━━━ MATERIAL SHOWN ━━━

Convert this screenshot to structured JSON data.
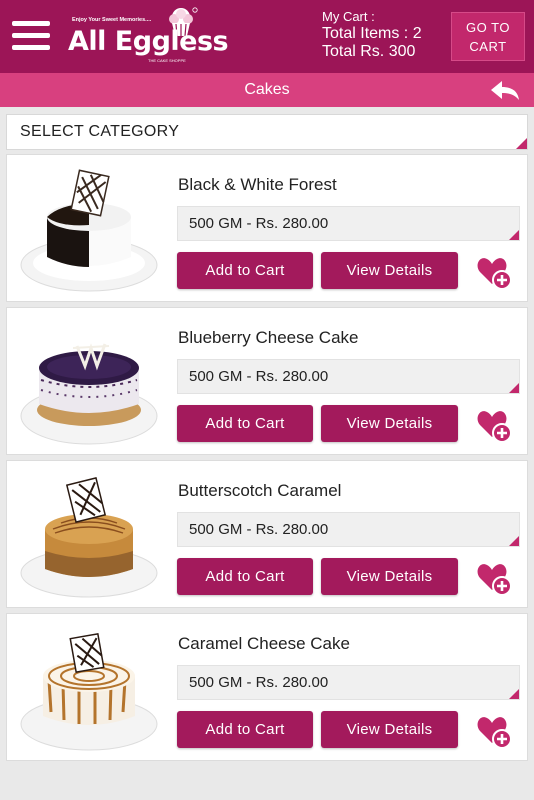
{
  "header": {
    "logo": {
      "tagline": "Enjoy Your Sweet Memories....",
      "name": "All Eggless",
      "sub": "THE CAKE SHOPPE"
    },
    "cart": {
      "label": "My Cart  :",
      "total_items_text": "Total Items :  2",
      "total_amount_text": "Total Rs. 300"
    },
    "goto_cart_line1": "GO TO",
    "goto_cart_line2": "CART",
    "menu_icon": "hamburger-menu-icon"
  },
  "subheader": {
    "title": "Cakes",
    "back_icon": "back-arrow-icon"
  },
  "category_select": {
    "label": "SELECT CATEGORY"
  },
  "buttons": {
    "add_to_cart": "Add to Cart",
    "view_details": "View Details"
  },
  "products": [
    {
      "name": "Black & White Forest",
      "variant": "500 GM - Rs. 280.00",
      "image_icon": "black-white-forest-cake-image"
    },
    {
      "name": "Blueberry Cheese Cake",
      "variant": "500 GM - Rs. 280.00",
      "image_icon": "blueberry-cheese-cake-image"
    },
    {
      "name": "Butterscotch Caramel",
      "variant": "500 GM - Rs. 280.00",
      "image_icon": "butterscotch-caramel-cake-image"
    },
    {
      "name": "Caramel Cheese Cake",
      "variant": "500 GM - Rs. 280.00",
      "image_icon": "caramel-cheese-cake-image"
    }
  ],
  "colors": {
    "primary": "#9c1557",
    "accent": "#d8407f",
    "button": "#a31a5c"
  }
}
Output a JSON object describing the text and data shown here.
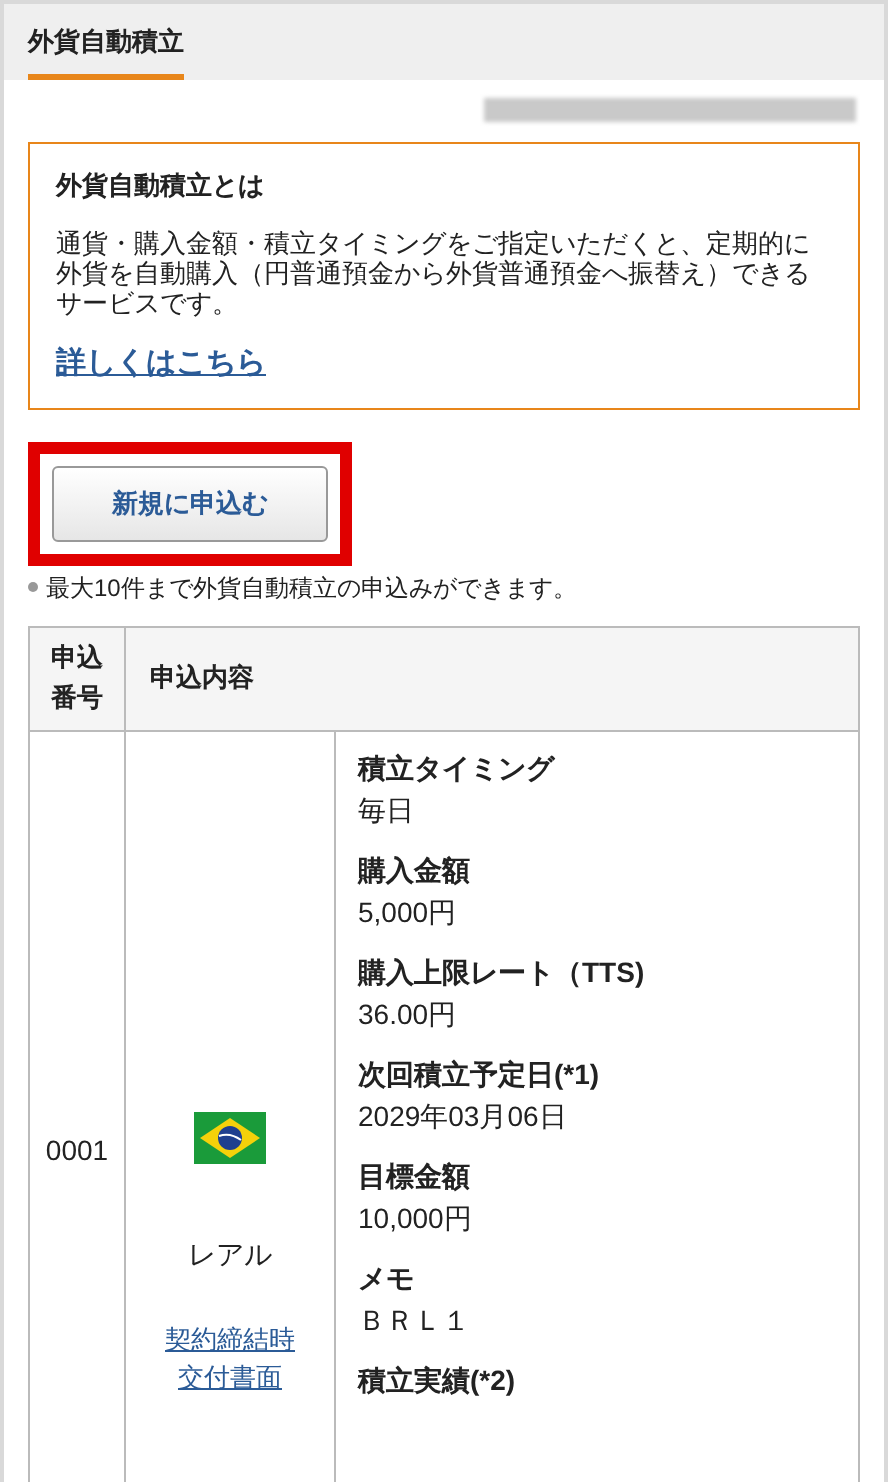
{
  "header": {
    "title": "外貨自動積立"
  },
  "info": {
    "title": "外貨自動積立とは",
    "body": "通貨・購入金額・積立タイミングをご指定いただくと、定期的に外貨を自動購入（円普通預金から外貨普通預金へ振替え）できるサービスです。",
    "link": "詳しくはこちら"
  },
  "apply_button": {
    "label": "新規に申込む",
    "highlighted": true
  },
  "note": "最大10件まで外貨自動積立の申込みができます。",
  "table": {
    "columns": [
      "申込番号",
      "申込内容"
    ],
    "rows": [
      {
        "number": "0001",
        "currency": "レアル",
        "document_link": "契約締結時交付書面",
        "details": [
          {
            "label": "積立タイミング",
            "value": "毎日"
          },
          {
            "label": "購入金額",
            "value": "5,000円"
          },
          {
            "label": "購入上限レート（TTS)",
            "value": "36.00円"
          },
          {
            "label": "次回積立予定日(*1)",
            "value": "2029年03月06日"
          },
          {
            "label": "目標金額",
            "value": "10,000円"
          },
          {
            "label": "メモ",
            "value": "ＢＲＬ１"
          },
          {
            "label": "積立実績(*2)"
          }
        ]
      }
    ]
  }
}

━━━

WHAT IS BEING ASKED: Copy out every line of the data that includes "label".

CORRECT RESPONSE:
      "label": "My Cart  :",
    "label": "SELECT CATEGORY"
    "label": "新規に申込む",
            "label": "積立タイミング",
            "label": "購入金額",
            "label": "購入上限レート（TTS)",
            "label": "次回積立予定日(*1)",
            "label": "目標金額",
            "label": "メモ",
            "label": "積立実績(*2)"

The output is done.